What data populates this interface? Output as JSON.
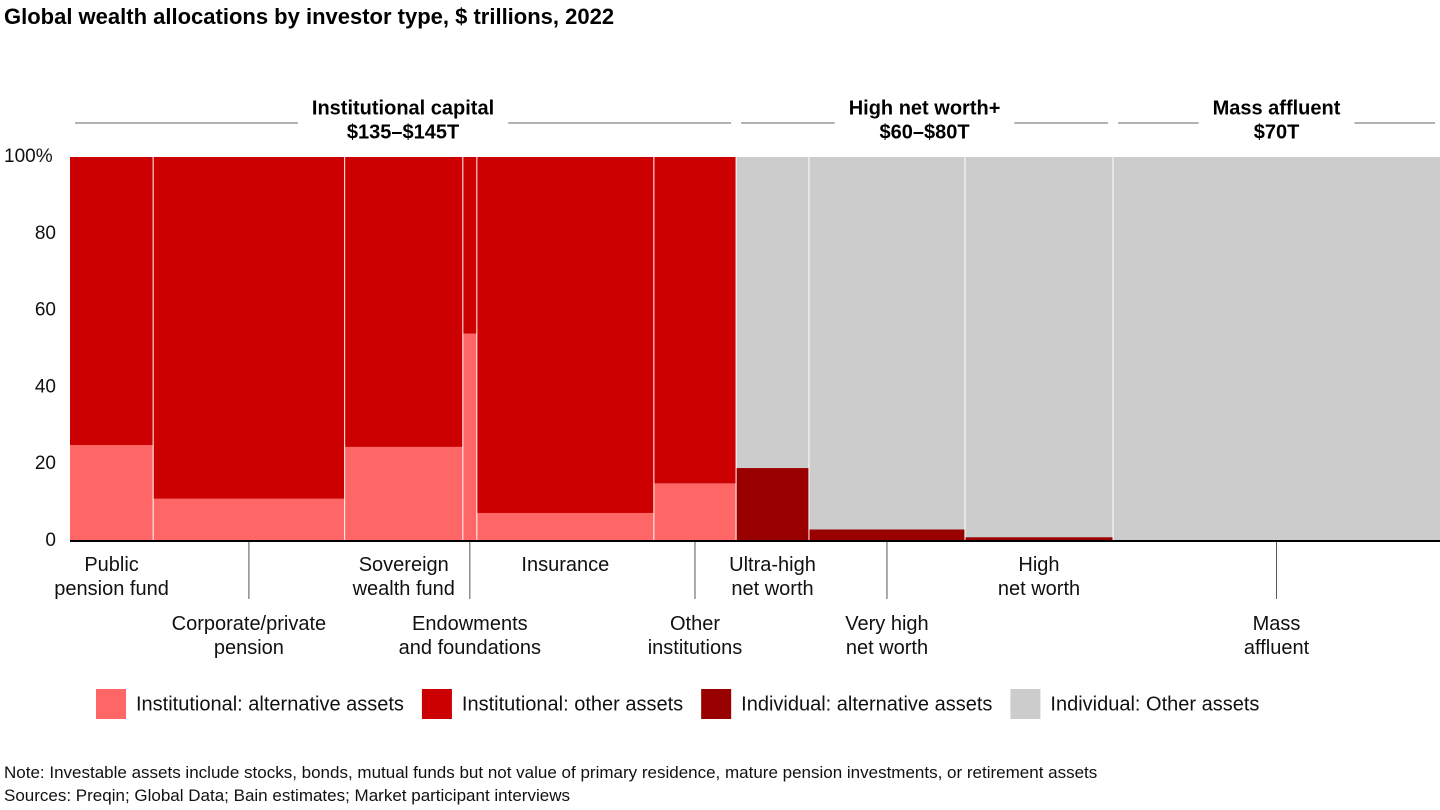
{
  "chart_data": {
    "type": "mekko",
    "title": "Global wealth allocations by investor type, $ trillions, 2022",
    "categories": [
      "Public\npension fund",
      "Corporate/private\npension",
      "Sovereign\nwealth fund",
      "Endowments\nand foundations",
      "Insurance",
      "Other\ninstitutions",
      "Ultra-high\nnet worth",
      "Very high\nnet worth",
      "High\nnet worth",
      "Mass\naffluent"
    ],
    "widths": [
      17.8,
      41,
      25.3,
      3,
      37.9,
      17.6,
      15.6,
      33.4,
      31.7,
      70
    ],
    "groups": [
      {
        "name": "Institutional capital",
        "total": "$135–$145T",
        "span": [
          0,
          5
        ]
      },
      {
        "name": "High net worth+",
        "total": "$60–$80T",
        "span": [
          6,
          8
        ]
      },
      {
        "name": "Mass affluent",
        "total": "$70T",
        "span": [
          9,
          9
        ]
      }
    ],
    "series": [
      {
        "name": "Institutional: alternative assets",
        "color": "#ff6666",
        "values": [
          25,
          11,
          24.5,
          54,
          7.3,
          15,
          null,
          null,
          null,
          null
        ]
      },
      {
        "name": "Institutional: other assets",
        "color": "#cc0000",
        "values": [
          75,
          89,
          75.5,
          46,
          92.7,
          85,
          null,
          null,
          null,
          null
        ]
      },
      {
        "name": "Individual: alternative assets",
        "color": "#990000",
        "values": [
          null,
          null,
          null,
          null,
          null,
          null,
          19,
          3,
          1,
          0
        ]
      },
      {
        "name": "Individual: Other assets",
        "color": "#cccccc",
        "values": [
          null,
          null,
          null,
          null,
          null,
          null,
          81,
          97,
          99,
          100
        ]
      }
    ],
    "ylim": [
      0,
      100
    ],
    "yticks": [
      0,
      20,
      40,
      60,
      80,
      {
        "value": 100,
        "label": "100%"
      }
    ],
    "note": "Note: Investable assets include stocks, bonds, mutual funds but not value of primary residence, mature pension investments, or retirement assets",
    "source": "Sources: Preqin; Global Data; Bain estimates; Market participant interviews"
  }
}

What the task requires: Repeat the listing above exactly, with no pictures.

Reply:
What data populates this interface? Output as JSON.
{
  "chart_data": {
    "type": "mekko",
    "title": "Global wealth allocations by investor type, $ trillions, 2022",
    "categories": [
      "Public\npension fund",
      "Corporate/private\npension",
      "Sovereign\nwealth fund",
      "Endowments\nand foundations",
      "Insurance",
      "Other\ninstitutions",
      "Ultra-high\nnet worth",
      "Very high\nnet worth",
      "High\nnet worth",
      "Mass\naffluent"
    ],
    "widths": [
      17.8,
      41,
      25.3,
      3,
      37.9,
      17.6,
      15.6,
      33.4,
      31.7,
      70
    ],
    "groups": [
      {
        "name": "Institutional capital",
        "total": "$135–$145T",
        "span": [
          0,
          5
        ]
      },
      {
        "name": "High net worth+",
        "total": "$60–$80T",
        "span": [
          6,
          8
        ]
      },
      {
        "name": "Mass affluent",
        "total": "$70T",
        "span": [
          9,
          9
        ]
      }
    ],
    "series": [
      {
        "name": "Institutional: alternative assets",
        "color": "#ff6666",
        "values": [
          25,
          11,
          24.5,
          54,
          7.3,
          15,
          null,
          null,
          null,
          null
        ]
      },
      {
        "name": "Institutional: other assets",
        "color": "#cc0000",
        "values": [
          75,
          89,
          75.5,
          46,
          92.7,
          85,
          null,
          null,
          null,
          null
        ]
      },
      {
        "name": "Individual: alternative assets",
        "color": "#990000",
        "values": [
          null,
          null,
          null,
          null,
          null,
          null,
          19,
          3,
          1,
          0
        ]
      },
      {
        "name": "Individual: Other assets",
        "color": "#cccccc",
        "values": [
          null,
          null,
          null,
          null,
          null,
          null,
          81,
          97,
          99,
          100
        ]
      }
    ],
    "ylim": [
      0,
      100
    ],
    "yticks": [
      0,
      20,
      40,
      60,
      80,
      {
        "value": 100,
        "label": "100%"
      }
    ],
    "note": "Note: Investable assets include stocks, bonds, mutual funds but not value of primary residence, mature pension investments, or retirement assets",
    "source": "Sources: Preqin; Global Data; Bain estimates; Market participant interviews"
  }
}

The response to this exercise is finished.